═════ DATASET EXTRACT
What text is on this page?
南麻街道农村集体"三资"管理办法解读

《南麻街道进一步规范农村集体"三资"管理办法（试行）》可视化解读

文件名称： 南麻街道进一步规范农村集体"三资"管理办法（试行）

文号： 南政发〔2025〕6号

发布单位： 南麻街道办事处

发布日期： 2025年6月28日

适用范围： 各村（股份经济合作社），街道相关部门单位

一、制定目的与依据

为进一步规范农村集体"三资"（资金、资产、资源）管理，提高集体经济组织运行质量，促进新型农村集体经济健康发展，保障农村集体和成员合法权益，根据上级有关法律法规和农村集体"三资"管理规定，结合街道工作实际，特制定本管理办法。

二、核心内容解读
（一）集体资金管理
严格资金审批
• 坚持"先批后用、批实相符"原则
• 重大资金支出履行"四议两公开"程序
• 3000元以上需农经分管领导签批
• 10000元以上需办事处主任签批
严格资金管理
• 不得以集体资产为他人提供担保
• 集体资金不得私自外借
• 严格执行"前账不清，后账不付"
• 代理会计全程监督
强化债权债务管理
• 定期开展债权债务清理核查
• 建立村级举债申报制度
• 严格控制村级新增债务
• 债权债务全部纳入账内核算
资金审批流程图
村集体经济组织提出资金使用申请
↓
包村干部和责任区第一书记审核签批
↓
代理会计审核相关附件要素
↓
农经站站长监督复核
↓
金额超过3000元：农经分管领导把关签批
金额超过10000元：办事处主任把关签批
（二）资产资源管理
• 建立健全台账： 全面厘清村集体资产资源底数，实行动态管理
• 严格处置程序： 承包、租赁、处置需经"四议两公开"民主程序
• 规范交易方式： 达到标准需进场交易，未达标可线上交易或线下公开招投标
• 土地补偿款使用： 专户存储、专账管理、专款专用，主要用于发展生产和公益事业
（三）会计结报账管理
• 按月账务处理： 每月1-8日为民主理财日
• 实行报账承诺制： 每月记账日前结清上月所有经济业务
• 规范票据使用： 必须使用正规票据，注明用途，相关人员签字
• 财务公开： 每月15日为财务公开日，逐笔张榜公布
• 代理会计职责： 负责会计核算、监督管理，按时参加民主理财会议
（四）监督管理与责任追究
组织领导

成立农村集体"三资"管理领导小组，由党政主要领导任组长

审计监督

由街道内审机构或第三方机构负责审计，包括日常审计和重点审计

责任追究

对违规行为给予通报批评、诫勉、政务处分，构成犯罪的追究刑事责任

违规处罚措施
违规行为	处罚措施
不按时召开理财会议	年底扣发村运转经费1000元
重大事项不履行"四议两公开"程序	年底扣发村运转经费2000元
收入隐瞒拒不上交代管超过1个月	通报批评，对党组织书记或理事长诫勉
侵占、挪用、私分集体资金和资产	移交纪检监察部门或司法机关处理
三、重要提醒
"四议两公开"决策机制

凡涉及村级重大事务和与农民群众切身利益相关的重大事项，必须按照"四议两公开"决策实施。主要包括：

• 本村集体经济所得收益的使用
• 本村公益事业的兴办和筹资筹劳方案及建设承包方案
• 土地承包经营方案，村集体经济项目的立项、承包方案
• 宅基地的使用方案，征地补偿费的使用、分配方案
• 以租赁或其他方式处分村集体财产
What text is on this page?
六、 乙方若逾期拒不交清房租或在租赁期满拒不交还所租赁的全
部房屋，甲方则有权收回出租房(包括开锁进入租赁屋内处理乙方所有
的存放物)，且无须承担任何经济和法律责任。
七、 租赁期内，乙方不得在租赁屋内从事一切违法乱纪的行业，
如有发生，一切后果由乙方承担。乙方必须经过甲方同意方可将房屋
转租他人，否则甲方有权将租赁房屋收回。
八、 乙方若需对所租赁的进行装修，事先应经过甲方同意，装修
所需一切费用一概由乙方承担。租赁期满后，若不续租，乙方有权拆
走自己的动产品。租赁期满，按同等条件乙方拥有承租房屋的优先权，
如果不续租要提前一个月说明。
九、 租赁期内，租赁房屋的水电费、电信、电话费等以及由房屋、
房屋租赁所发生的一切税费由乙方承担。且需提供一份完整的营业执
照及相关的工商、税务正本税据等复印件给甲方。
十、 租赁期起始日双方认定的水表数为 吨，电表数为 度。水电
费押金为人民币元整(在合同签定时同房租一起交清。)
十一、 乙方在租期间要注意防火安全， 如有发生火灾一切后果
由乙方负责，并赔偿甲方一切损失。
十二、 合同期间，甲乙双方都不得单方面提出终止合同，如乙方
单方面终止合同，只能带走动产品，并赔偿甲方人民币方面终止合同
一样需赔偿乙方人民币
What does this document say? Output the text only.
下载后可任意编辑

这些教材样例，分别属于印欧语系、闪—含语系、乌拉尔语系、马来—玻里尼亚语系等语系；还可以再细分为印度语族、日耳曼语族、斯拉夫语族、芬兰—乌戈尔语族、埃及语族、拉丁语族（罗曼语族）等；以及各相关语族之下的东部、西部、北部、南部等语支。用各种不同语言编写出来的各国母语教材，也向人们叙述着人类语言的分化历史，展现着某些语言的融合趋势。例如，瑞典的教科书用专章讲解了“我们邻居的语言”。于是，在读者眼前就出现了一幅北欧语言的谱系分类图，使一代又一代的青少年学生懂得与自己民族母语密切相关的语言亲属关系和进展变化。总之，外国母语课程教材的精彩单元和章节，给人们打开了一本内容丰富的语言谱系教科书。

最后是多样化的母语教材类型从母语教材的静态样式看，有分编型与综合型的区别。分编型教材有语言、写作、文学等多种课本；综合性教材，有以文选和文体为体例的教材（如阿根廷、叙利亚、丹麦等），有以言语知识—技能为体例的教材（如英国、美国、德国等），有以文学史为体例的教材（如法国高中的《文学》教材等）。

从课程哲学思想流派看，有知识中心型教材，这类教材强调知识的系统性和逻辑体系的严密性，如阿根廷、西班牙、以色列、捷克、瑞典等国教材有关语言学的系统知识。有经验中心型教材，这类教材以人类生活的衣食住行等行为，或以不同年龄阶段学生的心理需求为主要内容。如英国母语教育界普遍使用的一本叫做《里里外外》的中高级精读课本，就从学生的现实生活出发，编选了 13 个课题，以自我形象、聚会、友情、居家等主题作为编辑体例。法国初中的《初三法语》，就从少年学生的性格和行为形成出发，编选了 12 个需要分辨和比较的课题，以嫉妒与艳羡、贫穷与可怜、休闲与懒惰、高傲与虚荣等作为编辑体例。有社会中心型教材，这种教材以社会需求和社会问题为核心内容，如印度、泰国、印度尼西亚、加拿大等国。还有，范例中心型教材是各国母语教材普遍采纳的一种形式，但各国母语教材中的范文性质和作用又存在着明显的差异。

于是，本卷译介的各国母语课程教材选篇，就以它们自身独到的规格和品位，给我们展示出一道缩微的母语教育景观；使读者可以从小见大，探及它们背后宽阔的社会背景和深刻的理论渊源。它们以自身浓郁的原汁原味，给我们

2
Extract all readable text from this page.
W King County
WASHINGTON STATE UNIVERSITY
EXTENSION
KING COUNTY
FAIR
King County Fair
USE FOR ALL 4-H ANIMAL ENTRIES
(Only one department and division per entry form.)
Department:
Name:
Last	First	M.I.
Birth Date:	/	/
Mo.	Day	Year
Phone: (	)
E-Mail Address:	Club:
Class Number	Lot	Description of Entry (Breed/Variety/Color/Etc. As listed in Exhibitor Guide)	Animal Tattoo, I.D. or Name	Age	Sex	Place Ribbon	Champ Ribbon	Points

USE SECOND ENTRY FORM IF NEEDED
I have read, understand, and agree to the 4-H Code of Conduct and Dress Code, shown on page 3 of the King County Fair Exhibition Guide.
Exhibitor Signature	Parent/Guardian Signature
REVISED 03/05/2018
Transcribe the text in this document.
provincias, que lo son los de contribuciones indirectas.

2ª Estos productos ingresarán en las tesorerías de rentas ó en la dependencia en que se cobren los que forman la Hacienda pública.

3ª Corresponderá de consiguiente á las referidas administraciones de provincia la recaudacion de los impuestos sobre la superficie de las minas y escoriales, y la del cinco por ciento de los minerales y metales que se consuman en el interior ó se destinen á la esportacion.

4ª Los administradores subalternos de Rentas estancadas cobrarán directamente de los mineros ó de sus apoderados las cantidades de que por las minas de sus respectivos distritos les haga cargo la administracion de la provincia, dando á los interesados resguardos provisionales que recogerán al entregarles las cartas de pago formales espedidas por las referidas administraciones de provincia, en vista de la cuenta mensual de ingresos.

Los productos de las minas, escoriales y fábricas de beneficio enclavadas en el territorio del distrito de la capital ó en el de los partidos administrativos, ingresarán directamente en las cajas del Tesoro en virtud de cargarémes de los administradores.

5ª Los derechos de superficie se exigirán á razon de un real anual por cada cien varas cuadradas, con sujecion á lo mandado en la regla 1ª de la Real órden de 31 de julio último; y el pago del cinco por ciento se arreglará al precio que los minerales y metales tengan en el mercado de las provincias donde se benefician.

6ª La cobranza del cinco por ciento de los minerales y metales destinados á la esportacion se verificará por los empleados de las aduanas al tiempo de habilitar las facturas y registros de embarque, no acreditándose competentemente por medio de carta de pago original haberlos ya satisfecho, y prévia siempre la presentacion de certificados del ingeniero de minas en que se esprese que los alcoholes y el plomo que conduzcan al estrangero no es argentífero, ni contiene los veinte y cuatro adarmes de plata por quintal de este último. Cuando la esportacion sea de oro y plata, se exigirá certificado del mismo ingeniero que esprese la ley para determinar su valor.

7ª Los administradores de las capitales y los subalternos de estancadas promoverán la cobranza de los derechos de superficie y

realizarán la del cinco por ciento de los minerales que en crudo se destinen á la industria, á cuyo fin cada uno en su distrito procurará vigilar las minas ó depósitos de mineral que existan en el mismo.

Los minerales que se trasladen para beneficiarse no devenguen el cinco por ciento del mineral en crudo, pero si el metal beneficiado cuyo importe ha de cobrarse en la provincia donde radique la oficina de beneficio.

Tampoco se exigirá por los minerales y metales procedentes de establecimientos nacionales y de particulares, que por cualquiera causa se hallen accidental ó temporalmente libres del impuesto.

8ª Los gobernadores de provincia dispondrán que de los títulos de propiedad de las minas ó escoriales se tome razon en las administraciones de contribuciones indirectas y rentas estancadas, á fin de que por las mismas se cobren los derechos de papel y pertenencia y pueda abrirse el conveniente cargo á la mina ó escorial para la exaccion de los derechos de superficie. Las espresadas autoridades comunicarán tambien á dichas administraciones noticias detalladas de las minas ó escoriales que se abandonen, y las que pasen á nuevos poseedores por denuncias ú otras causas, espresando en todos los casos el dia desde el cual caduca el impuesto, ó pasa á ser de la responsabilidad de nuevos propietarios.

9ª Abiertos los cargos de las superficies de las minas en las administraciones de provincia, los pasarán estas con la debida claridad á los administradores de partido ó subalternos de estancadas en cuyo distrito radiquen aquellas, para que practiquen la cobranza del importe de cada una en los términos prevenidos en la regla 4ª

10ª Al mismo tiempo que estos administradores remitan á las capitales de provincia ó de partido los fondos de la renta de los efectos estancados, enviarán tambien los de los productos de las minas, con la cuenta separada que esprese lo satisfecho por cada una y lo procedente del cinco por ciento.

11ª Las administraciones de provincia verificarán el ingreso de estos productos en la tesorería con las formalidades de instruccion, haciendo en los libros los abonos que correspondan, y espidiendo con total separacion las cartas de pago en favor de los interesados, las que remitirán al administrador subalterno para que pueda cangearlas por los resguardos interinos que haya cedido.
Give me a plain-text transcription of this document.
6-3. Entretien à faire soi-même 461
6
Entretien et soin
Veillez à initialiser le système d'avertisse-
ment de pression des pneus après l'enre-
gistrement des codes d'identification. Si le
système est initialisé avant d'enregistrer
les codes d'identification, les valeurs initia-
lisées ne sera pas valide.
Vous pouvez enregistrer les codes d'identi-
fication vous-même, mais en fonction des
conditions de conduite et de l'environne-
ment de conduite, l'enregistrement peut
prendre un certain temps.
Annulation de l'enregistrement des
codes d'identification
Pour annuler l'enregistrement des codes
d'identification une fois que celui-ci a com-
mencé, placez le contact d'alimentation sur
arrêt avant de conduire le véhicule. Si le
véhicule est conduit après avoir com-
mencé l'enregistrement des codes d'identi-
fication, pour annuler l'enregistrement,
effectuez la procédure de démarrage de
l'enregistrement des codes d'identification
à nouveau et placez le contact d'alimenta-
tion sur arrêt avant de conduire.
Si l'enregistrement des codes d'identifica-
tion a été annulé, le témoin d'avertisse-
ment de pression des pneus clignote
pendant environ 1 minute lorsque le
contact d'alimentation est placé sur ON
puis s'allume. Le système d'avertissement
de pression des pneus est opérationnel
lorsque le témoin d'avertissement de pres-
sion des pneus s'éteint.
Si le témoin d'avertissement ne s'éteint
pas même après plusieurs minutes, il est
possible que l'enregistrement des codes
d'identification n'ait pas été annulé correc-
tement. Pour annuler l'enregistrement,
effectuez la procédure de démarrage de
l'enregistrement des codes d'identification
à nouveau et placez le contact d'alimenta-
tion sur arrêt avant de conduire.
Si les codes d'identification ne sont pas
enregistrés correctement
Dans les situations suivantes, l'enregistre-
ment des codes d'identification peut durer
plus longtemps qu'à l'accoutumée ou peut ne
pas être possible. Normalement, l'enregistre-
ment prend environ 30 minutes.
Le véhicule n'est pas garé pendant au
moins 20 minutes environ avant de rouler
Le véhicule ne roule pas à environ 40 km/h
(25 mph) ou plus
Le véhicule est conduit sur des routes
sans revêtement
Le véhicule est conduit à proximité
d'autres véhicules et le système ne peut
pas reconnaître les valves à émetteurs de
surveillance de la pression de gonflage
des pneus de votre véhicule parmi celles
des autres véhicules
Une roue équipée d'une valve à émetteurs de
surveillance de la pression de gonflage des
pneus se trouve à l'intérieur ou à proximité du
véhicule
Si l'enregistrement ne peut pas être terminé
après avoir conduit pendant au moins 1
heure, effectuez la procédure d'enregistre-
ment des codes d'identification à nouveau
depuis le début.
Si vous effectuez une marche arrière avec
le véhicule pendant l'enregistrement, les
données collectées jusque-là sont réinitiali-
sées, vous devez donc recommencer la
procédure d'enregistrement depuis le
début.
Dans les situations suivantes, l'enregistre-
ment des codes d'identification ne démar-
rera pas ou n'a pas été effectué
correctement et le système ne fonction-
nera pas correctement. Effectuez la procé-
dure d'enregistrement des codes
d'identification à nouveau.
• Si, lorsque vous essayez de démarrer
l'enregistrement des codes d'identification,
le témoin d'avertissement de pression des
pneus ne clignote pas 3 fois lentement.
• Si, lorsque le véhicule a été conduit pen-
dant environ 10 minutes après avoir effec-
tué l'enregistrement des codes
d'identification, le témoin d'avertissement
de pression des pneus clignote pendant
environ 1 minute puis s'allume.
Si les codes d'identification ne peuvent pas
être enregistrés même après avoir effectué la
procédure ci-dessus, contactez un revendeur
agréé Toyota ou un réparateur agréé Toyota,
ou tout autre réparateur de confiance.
══════════
WRITTEN REQUEST → Look through the data and gather every line with the string "Entretien" in it.

REPLY TO THE EXERCISE →
6-3. Entretien à faire soi-même 461
Entretien et soin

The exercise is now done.